▸ Set problem
Your task is to repeat the lines below exactly, excluding any pictures they contain.

[Figure contents as structured data]
>> begin

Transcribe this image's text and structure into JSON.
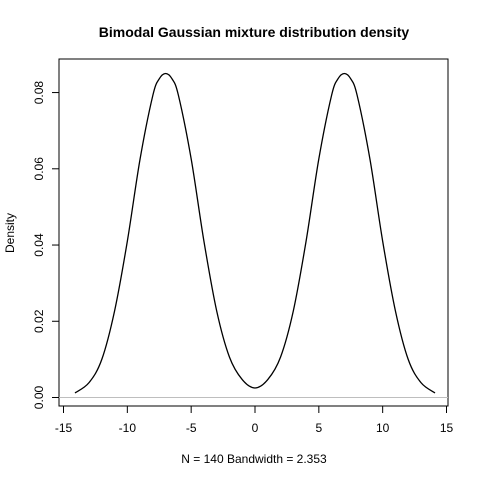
{
  "chart_data": {
    "type": "line",
    "title": "Bimodal Gaussian mixture distribution density",
    "xlabel": "N = 140   Bandwidth = 2.353",
    "ylabel": "Density",
    "xlim": [
      -15,
      15
    ],
    "ylim": [
      0,
      0.085
    ],
    "x_ticks": [
      -15,
      -10,
      -5,
      0,
      5,
      10,
      15
    ],
    "y_ticks": [
      0.0,
      0.02,
      0.04,
      0.06,
      0.08
    ],
    "x_tick_labels": [
      "-15",
      "-10",
      "-5",
      "0",
      "5",
      "10",
      "15"
    ],
    "y_tick_labels": [
      "0.00",
      "0.02",
      "0.04",
      "0.06",
      "0.08"
    ],
    "baseline_color": "#bebebe",
    "line_color": "#000000",
    "series": [
      {
        "x": [
          -14.1,
          -13,
          -12,
          -11,
          -10,
          -9,
          -8,
          -7.5,
          -7,
          -6.5,
          -6,
          -5,
          -4,
          -3,
          -2,
          -1,
          0,
          1,
          2,
          3,
          4,
          5,
          6,
          6.5,
          7,
          7.5,
          8,
          9,
          10,
          11,
          12,
          13,
          14.1
        ],
        "values": [
          0.0012,
          0.0039,
          0.01,
          0.0227,
          0.041,
          0.0626,
          0.0793,
          0.0836,
          0.085,
          0.0836,
          0.0793,
          0.0626,
          0.041,
          0.0227,
          0.0106,
          0.0047,
          0.0025,
          0.0047,
          0.0106,
          0.0227,
          0.041,
          0.0626,
          0.0793,
          0.0836,
          0.085,
          0.0836,
          0.0793,
          0.0626,
          0.041,
          0.0227,
          0.01,
          0.0039,
          0.0012
        ]
      }
    ]
  }
}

>> end

▸ Result of this exercise
Transcribe this image's text and structure into JSON.
{
  "chart_data": {
    "type": "line",
    "title": "Bimodal Gaussian mixture distribution density",
    "xlabel": "N = 140   Bandwidth = 2.353",
    "ylabel": "Density",
    "xlim": [
      -15,
      15
    ],
    "ylim": [
      0,
      0.085
    ],
    "x_ticks": [
      -15,
      -10,
      -5,
      0,
      5,
      10,
      15
    ],
    "y_ticks": [
      0.0,
      0.02,
      0.04,
      0.06,
      0.08
    ],
    "x_tick_labels": [
      "-15",
      "-10",
      "-5",
      "0",
      "5",
      "10",
      "15"
    ],
    "y_tick_labels": [
      "0.00",
      "0.02",
      "0.04",
      "0.06",
      "0.08"
    ],
    "baseline_color": "#bebebe",
    "line_color": "#000000",
    "series": [
      {
        "x": [
          -14.1,
          -13,
          -12,
          -11,
          -10,
          -9,
          -8,
          -7.5,
          -7,
          -6.5,
          -6,
          -5,
          -4,
          -3,
          -2,
          -1,
          0,
          1,
          2,
          3,
          4,
          5,
          6,
          6.5,
          7,
          7.5,
          8,
          9,
          10,
          11,
          12,
          13,
          14.1
        ],
        "values": [
          0.0012,
          0.0039,
          0.01,
          0.0227,
          0.041,
          0.0626,
          0.0793,
          0.0836,
          0.085,
          0.0836,
          0.0793,
          0.0626,
          0.041,
          0.0227,
          0.0106,
          0.0047,
          0.0025,
          0.0047,
          0.0106,
          0.0227,
          0.041,
          0.0626,
          0.0793,
          0.0836,
          0.085,
          0.0836,
          0.0793,
          0.0626,
          0.041,
          0.0227,
          0.01,
          0.0039,
          0.0012
        ]
      }
    ]
  }
}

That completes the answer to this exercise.